*EXERCISE DETAILS*. Please return all lines from the records below that include the string "than".

··· DATA SHOWN ···

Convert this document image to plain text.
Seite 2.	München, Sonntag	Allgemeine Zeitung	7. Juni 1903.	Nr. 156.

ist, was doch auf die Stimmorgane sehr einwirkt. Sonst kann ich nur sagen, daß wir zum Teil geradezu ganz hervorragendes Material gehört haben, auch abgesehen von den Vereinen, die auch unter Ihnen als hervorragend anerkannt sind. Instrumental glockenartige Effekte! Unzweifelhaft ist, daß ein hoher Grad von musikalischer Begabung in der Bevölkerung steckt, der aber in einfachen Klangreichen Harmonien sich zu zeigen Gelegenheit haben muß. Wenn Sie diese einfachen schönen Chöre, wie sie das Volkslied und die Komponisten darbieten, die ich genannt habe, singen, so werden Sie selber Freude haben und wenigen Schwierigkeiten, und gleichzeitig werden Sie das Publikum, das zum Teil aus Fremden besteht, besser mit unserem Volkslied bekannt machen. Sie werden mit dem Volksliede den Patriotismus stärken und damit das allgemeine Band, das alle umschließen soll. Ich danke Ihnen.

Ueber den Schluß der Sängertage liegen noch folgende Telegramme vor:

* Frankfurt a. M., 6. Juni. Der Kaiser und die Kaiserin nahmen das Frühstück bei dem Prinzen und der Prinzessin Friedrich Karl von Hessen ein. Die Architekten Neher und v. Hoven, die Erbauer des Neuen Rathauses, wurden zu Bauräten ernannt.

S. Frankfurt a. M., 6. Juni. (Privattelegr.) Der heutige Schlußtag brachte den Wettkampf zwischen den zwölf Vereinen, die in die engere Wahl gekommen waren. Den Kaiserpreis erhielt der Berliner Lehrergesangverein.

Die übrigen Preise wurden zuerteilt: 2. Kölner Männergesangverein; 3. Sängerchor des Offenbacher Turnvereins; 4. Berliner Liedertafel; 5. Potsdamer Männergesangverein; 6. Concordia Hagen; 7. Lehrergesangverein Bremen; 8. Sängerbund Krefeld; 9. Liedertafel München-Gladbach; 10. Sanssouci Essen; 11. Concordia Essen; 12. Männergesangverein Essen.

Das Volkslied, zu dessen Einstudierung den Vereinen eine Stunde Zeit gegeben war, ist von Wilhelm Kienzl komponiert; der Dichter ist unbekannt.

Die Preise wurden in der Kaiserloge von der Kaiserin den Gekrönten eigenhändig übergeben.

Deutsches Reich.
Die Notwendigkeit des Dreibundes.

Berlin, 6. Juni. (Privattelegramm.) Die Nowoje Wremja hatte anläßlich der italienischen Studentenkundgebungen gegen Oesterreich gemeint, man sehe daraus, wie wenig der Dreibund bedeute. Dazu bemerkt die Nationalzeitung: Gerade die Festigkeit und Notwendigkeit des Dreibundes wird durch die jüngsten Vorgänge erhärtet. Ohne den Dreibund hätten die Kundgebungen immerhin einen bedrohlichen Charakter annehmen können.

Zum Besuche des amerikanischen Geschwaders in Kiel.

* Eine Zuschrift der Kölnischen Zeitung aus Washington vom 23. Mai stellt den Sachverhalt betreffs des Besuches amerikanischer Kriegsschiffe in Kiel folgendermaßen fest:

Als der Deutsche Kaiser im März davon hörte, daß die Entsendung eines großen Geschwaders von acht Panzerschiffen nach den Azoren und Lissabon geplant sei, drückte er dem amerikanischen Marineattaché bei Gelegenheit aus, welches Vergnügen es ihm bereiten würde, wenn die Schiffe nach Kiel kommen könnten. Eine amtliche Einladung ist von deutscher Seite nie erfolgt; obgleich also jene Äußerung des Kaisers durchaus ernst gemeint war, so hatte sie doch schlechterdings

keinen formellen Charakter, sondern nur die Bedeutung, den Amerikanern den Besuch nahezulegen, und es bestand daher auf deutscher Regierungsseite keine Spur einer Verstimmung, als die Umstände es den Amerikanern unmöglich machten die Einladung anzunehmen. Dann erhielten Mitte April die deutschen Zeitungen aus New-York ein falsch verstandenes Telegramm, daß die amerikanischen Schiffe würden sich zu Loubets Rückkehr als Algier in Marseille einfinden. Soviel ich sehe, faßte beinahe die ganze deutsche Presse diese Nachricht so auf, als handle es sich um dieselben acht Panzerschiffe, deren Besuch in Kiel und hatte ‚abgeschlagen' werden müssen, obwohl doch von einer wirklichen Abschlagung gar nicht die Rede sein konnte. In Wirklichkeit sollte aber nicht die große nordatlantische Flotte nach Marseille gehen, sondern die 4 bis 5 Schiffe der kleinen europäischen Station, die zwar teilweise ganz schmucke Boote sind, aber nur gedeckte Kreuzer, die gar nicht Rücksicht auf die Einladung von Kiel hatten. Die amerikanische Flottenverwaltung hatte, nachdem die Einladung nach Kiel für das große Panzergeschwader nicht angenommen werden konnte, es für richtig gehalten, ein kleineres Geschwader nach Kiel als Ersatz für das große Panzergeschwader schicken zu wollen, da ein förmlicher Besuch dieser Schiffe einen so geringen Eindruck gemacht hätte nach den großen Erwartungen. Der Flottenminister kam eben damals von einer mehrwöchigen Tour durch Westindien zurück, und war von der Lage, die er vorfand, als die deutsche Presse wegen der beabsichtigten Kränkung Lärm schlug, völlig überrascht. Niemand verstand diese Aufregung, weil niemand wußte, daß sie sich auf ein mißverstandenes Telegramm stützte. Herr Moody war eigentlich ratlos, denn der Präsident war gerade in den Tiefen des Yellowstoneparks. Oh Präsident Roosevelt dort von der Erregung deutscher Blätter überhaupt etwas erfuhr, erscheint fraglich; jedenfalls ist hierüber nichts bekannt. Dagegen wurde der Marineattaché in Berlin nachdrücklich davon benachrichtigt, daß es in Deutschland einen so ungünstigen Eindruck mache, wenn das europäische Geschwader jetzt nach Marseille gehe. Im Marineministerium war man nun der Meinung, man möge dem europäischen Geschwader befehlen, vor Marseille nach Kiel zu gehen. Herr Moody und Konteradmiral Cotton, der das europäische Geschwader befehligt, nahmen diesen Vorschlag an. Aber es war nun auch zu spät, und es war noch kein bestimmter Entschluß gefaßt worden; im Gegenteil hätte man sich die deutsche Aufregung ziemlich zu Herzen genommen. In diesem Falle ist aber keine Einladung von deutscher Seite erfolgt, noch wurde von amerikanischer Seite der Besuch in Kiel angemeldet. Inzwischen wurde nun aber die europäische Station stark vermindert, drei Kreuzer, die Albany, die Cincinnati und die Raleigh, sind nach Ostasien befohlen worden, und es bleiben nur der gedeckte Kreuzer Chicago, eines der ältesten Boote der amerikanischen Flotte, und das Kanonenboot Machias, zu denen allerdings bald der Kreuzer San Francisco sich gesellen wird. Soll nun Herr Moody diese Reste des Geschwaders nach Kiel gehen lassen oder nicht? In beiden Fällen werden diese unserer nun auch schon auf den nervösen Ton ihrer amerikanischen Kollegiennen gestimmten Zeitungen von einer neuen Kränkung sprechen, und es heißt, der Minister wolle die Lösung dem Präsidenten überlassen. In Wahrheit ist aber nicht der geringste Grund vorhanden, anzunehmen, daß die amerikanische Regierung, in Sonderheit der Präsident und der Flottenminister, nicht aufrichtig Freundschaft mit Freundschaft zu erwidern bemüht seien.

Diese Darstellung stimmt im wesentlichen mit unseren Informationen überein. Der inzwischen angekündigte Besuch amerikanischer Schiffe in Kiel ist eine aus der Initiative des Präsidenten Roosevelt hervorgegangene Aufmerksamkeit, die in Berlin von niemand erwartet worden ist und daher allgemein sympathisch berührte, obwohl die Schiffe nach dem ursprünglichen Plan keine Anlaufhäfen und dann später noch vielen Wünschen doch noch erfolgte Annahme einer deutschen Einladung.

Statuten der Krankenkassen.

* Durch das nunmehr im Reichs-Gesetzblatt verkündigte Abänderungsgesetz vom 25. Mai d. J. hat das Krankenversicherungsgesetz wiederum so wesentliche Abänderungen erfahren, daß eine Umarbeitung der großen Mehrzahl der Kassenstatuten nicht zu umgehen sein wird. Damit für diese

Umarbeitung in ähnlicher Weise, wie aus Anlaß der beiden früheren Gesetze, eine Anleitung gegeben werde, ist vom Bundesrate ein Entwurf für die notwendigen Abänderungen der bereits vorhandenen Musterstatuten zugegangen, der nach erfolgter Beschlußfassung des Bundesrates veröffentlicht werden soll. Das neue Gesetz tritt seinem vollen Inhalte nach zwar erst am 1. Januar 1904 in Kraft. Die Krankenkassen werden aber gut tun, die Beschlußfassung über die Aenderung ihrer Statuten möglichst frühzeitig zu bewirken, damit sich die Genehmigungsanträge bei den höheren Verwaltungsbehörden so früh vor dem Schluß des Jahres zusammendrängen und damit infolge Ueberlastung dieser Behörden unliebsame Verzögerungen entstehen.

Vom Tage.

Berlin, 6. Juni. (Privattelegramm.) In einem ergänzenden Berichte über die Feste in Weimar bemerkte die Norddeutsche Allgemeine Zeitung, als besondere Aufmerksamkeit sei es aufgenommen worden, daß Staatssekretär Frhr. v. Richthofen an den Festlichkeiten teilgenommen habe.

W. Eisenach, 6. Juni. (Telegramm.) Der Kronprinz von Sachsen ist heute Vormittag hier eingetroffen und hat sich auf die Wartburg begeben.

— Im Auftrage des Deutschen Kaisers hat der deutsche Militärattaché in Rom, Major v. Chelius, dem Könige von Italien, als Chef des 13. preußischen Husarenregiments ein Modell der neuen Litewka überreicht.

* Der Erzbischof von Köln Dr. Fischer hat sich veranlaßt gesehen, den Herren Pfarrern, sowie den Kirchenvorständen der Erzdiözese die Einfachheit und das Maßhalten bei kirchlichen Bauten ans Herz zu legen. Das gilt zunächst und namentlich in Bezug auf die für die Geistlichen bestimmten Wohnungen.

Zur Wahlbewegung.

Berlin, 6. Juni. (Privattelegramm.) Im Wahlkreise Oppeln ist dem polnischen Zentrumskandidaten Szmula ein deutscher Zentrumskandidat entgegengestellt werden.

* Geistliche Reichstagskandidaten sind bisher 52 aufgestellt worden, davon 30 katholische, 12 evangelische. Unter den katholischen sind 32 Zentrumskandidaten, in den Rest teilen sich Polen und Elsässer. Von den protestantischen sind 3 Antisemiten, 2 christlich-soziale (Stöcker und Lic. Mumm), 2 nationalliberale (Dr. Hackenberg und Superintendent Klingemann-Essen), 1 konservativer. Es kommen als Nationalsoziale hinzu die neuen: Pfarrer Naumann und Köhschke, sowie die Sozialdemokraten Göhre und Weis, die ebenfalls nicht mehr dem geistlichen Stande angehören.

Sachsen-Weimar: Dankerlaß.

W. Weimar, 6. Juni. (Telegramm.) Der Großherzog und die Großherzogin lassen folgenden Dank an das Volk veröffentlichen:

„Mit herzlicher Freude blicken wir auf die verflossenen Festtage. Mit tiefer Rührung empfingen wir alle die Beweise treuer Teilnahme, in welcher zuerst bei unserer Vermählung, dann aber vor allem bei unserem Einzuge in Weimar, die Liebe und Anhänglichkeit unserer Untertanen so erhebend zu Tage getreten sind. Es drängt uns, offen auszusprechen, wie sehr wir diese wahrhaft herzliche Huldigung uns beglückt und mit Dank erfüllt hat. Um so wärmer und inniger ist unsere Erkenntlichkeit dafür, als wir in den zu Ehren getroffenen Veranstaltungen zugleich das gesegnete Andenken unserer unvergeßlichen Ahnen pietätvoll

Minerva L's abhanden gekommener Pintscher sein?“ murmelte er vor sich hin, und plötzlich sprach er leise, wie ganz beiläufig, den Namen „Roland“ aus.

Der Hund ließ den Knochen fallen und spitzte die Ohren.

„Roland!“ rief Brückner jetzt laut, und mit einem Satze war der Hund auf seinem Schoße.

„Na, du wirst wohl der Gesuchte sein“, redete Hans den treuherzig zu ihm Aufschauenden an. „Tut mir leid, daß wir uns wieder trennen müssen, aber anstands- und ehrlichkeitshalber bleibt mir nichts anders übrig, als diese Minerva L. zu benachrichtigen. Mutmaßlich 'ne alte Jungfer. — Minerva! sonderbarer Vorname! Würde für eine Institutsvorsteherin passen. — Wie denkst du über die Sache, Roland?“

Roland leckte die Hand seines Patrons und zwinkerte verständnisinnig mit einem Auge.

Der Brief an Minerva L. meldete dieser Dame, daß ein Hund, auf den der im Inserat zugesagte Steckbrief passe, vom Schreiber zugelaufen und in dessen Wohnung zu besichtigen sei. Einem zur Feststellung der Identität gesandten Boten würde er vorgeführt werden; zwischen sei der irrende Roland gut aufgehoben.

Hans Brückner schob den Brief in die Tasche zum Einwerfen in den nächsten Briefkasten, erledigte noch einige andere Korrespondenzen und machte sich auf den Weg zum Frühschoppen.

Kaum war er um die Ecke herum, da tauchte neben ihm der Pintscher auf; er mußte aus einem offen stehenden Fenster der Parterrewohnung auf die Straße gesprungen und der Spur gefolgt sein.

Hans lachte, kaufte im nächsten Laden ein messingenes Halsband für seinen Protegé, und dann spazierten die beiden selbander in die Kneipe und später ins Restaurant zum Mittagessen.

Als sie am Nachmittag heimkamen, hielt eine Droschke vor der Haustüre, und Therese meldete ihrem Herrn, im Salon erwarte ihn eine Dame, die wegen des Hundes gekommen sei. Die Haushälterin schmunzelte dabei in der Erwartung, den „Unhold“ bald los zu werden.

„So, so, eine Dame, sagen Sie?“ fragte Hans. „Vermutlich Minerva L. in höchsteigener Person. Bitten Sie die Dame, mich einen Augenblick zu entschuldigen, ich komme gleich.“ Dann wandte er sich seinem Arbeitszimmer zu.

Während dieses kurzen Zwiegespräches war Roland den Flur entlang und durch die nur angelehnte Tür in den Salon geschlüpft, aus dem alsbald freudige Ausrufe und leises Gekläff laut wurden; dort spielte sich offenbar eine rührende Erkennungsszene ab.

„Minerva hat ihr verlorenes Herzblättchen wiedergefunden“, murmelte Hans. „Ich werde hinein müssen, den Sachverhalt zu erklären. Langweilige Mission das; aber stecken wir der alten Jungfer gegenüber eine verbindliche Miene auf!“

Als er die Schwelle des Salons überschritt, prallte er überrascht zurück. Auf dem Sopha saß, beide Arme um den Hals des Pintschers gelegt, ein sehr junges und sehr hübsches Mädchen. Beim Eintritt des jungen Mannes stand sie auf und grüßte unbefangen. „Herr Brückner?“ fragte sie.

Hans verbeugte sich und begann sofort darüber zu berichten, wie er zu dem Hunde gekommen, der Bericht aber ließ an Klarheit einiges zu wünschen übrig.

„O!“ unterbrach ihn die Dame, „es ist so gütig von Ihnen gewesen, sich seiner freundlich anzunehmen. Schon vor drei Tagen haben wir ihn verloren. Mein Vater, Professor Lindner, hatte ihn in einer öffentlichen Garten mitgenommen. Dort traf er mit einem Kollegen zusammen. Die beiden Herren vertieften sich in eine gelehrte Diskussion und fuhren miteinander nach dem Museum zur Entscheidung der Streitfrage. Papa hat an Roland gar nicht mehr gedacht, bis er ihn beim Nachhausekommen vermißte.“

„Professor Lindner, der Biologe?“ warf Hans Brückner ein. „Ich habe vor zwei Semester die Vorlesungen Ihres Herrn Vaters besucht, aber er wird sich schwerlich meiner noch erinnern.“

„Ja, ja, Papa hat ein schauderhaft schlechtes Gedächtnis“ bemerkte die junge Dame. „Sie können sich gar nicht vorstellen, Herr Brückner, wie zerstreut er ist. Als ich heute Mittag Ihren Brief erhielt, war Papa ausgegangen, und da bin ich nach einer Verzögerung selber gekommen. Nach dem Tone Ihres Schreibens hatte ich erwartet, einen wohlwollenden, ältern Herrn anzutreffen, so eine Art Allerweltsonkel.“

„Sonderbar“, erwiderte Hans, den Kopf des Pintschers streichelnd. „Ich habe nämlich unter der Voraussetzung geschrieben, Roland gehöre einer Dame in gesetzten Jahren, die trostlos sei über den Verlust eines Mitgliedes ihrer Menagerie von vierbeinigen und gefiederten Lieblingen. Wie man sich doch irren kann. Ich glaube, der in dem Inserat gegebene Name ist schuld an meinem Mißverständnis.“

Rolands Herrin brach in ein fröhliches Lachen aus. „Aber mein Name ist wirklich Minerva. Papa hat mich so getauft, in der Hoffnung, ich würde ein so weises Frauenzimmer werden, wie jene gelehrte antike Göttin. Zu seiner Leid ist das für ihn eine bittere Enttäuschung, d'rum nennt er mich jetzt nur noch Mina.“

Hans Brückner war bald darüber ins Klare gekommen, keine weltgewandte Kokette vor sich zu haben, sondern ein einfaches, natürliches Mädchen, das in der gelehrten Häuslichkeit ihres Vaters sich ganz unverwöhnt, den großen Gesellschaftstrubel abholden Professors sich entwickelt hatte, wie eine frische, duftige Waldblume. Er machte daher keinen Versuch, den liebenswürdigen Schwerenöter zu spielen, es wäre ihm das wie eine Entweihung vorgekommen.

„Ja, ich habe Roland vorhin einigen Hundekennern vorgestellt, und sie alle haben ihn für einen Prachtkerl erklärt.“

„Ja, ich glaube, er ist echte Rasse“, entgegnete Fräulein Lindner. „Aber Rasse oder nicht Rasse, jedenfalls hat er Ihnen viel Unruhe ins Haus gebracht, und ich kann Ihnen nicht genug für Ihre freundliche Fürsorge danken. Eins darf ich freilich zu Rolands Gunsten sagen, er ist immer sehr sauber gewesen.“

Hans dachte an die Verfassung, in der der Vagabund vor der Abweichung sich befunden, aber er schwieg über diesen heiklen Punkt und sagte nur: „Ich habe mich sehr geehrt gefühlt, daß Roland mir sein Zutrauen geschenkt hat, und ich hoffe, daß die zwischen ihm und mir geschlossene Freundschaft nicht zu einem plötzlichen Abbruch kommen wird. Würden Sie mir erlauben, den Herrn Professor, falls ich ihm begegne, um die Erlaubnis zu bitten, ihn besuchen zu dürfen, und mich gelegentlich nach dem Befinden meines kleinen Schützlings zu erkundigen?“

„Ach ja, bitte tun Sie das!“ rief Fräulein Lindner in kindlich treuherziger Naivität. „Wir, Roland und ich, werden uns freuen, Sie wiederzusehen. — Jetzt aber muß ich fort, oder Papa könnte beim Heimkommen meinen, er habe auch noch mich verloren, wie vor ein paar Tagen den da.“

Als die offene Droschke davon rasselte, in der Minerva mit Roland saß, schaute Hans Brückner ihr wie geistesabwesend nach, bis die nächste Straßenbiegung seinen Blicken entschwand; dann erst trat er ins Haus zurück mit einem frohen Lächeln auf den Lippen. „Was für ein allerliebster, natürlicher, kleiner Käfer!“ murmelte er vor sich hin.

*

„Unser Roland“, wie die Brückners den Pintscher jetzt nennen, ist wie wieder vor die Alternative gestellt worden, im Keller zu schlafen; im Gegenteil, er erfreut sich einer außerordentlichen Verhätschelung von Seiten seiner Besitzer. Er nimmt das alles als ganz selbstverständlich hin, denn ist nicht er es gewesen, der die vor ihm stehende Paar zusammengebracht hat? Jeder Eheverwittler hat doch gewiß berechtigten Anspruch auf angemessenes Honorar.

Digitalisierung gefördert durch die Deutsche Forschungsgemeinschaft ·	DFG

···
··· DATA SHOWN ···

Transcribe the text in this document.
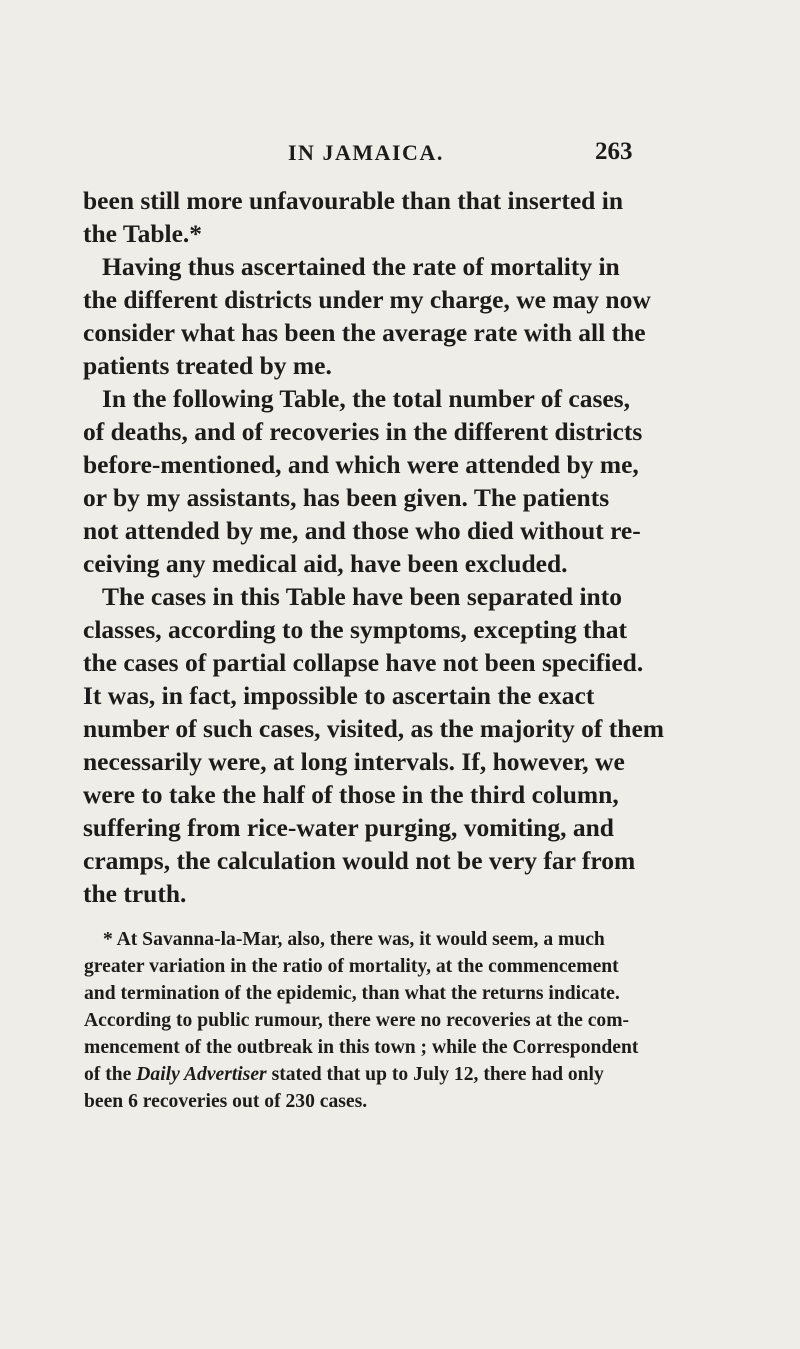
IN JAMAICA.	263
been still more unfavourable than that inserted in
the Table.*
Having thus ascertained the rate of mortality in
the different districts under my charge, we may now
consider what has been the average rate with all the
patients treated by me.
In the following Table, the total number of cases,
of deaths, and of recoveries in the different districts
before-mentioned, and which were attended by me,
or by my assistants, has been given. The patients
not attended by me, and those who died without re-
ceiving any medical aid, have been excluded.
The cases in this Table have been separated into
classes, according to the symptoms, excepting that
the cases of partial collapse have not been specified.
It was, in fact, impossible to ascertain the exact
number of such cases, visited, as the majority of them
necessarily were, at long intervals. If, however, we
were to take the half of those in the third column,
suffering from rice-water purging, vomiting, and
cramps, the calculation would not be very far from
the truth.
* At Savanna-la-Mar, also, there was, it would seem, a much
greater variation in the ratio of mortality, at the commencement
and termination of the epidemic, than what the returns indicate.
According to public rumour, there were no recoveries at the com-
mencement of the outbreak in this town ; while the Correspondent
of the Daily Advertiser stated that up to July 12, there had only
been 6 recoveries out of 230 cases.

···

*ANSWER TO THIS TASK*.
been still more unfavourable than that inserted in
and termination of the epidemic, than what the returns indicate.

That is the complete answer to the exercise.